▶ Task goal: Return each line of the listing below, unchanged, and omit the images.

>> start Records for this exercise

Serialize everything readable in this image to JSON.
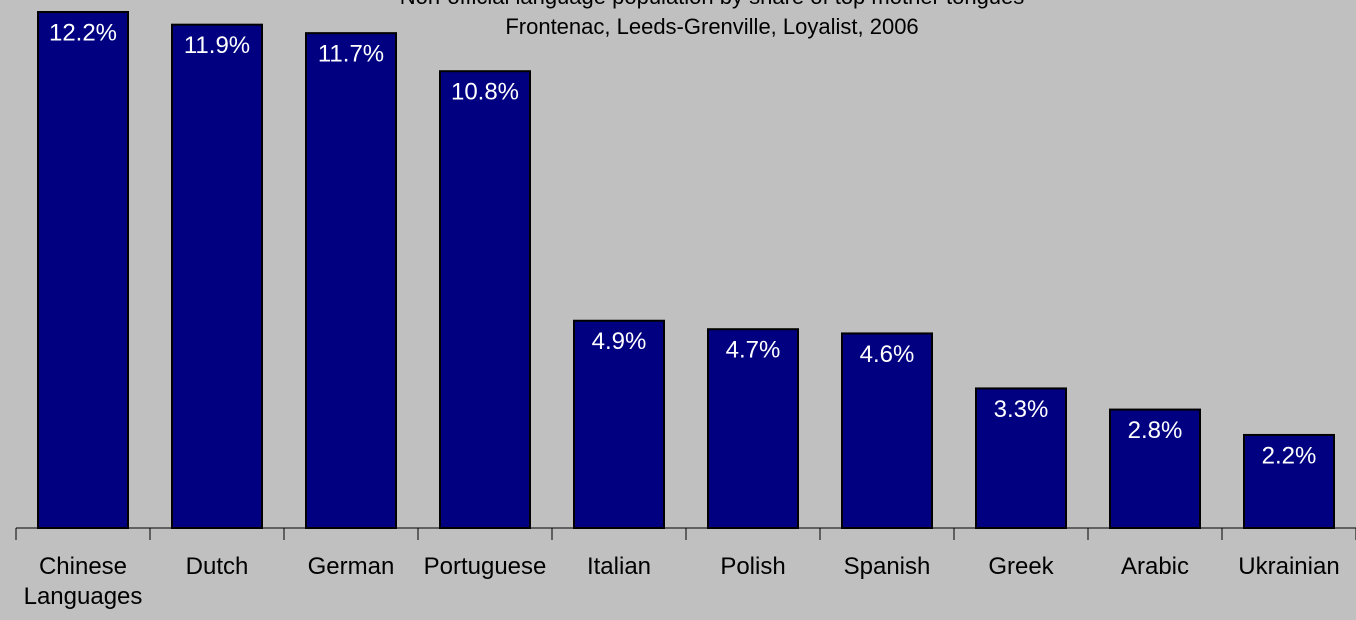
{
  "chart_data": {
    "type": "bar",
    "title": "Non-official language population by share of top mother tongues",
    "subtitle": "Frontenac, Leeds-Grenville, Loyalist, 2006",
    "categories": [
      "Chinese Languages",
      "Dutch",
      "German",
      "Portuguese",
      "Italian",
      "Polish",
      "Spanish",
      "Greek",
      "Arabic",
      "Ukrainian"
    ],
    "values": [
      12.2,
      11.9,
      11.7,
      10.8,
      4.9,
      4.7,
      4.6,
      3.3,
      2.8,
      2.2
    ],
    "value_labels": [
      "12.2%",
      "11.9%",
      "11.7%",
      "10.8%",
      "4.9%",
      "4.7%",
      "4.6%",
      "3.3%",
      "2.8%",
      "2.2%"
    ],
    "color": "#000080",
    "ylim": [
      0,
      12.2
    ]
  }
}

>> end Records for this exercise

▶ Response:
Serialize everything readable in this image to JSON.
{
  "chart_data": {
    "type": "bar",
    "title": "Non-official language population by share of top mother tongues",
    "subtitle": "Frontenac, Leeds-Grenville, Loyalist, 2006",
    "categories": [
      "Chinese Languages",
      "Dutch",
      "German",
      "Portuguese",
      "Italian",
      "Polish",
      "Spanish",
      "Greek",
      "Arabic",
      "Ukrainian"
    ],
    "values": [
      12.2,
      11.9,
      11.7,
      10.8,
      4.9,
      4.7,
      4.6,
      3.3,
      2.8,
      2.2
    ],
    "value_labels": [
      "12.2%",
      "11.9%",
      "11.7%",
      "10.8%",
      "4.9%",
      "4.7%",
      "4.6%",
      "3.3%",
      "2.8%",
      "2.2%"
    ],
    "color": "#000080",
    "ylim": [
      0,
      12.2
    ]
  }
}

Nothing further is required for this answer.